TASK DESCRIPTION.
Below is a listing; write it out exactly and drop any images from it.

RAW RECORDS.

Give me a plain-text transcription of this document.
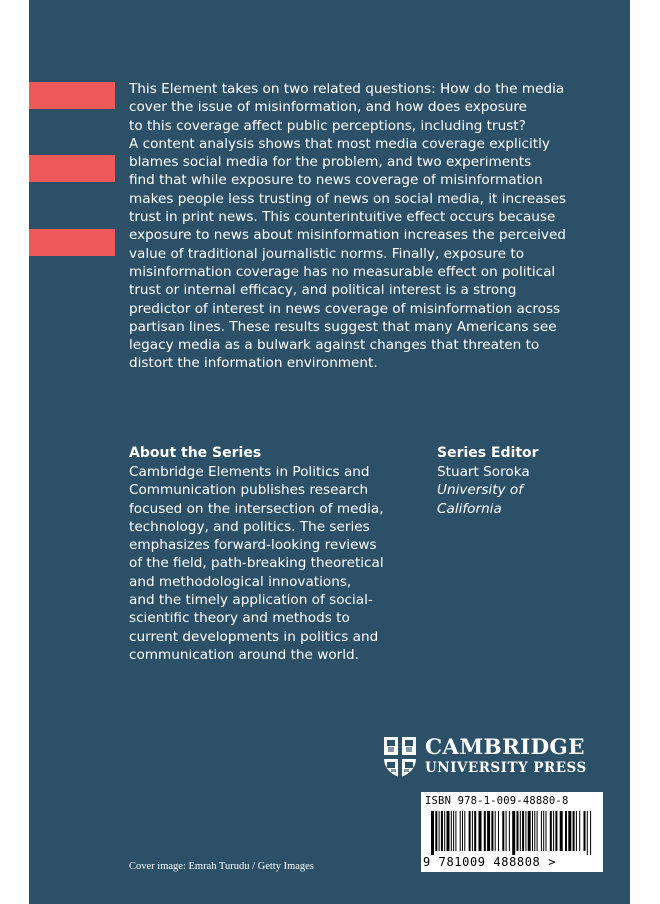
This Element takes on two related questions: How do the media
cover the issue of misinformation, and how does exposure
to this coverage affect public perceptions, including trust?
A content analysis shows that most media coverage explicitly
blames social media for the problem, and two experiments
find that while exposure to news coverage of misinformation
makes people less trusting of news on social media, it increases
trust in print news. This counterintuitive effect occurs because
exposure to news about misinformation increases the perceived
value of traditional journalistic norms. Finally, exposure to
misinformation coverage has no measurable effect on political
trust or internal efficacy, and political interest is a strong
predictor of interest in news coverage of misinformation across
partisan lines. These results suggest that many Americans see
legacy media as a bulwark against changes that threaten to
distort the information environment.

About the Series

Cambridge Elements in Politics and
Communication publishes research
focused on the intersection of media,
technology, and politics. The series
emphasizes forward-looking reviews
of the field, path-breaking theoretical
and methodological innovations,
and the timely application of social-
scientific theory and methods to
current developments in politics and
communication around the world.

Series Editor

Stuart Soroka
University of
California
CAMBRIDGE
UNIVERSITY PRESS
ISBN 978-1-009-48880-8
9 781009 488808 >
Cover image: Emrah Turudu / Getty Images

FINISHED TASK.
Give me a plain-text transcription of this document.
This Element takes on two related questions: How do the media
cover the issue of misinformation, and how does exposure
to this coverage affect public perceptions, including trust?
A content analysis shows that most media coverage explicitly
blames social media for the problem, and two experiments
find that while exposure to news coverage of misinformation
makes people less trusting of news on social media, it increases
trust in print news. This counterintuitive effect occurs because
exposure to news about misinformation increases the perceived
value of traditional journalistic norms. Finally, exposure to
misinformation coverage has no measurable effect on political
trust or internal efficacy, and political interest is a strong
predictor of interest in news coverage of misinformation across
partisan lines. These results suggest that many Americans see
legacy media as a bulwark against changes that threaten to
distort the information environment.

About the Series

Cambridge Elements in Politics and
Communication publishes research
focused on the intersection of media,
technology, and politics. The series
emphasizes forward-looking reviews
of the field, path-breaking theoretical
and methodological innovations,
and the timely application of social-
scientific theory and methods to
current developments in politics and
communication around the world.

Series Editor

Stuart Soroka
University of
California
CAMBRIDGE
UNIVERSITY PRESS
ISBN 978-1-009-48880-8
9 781009 488808 >
Cover image: Emrah Turudu / Getty Images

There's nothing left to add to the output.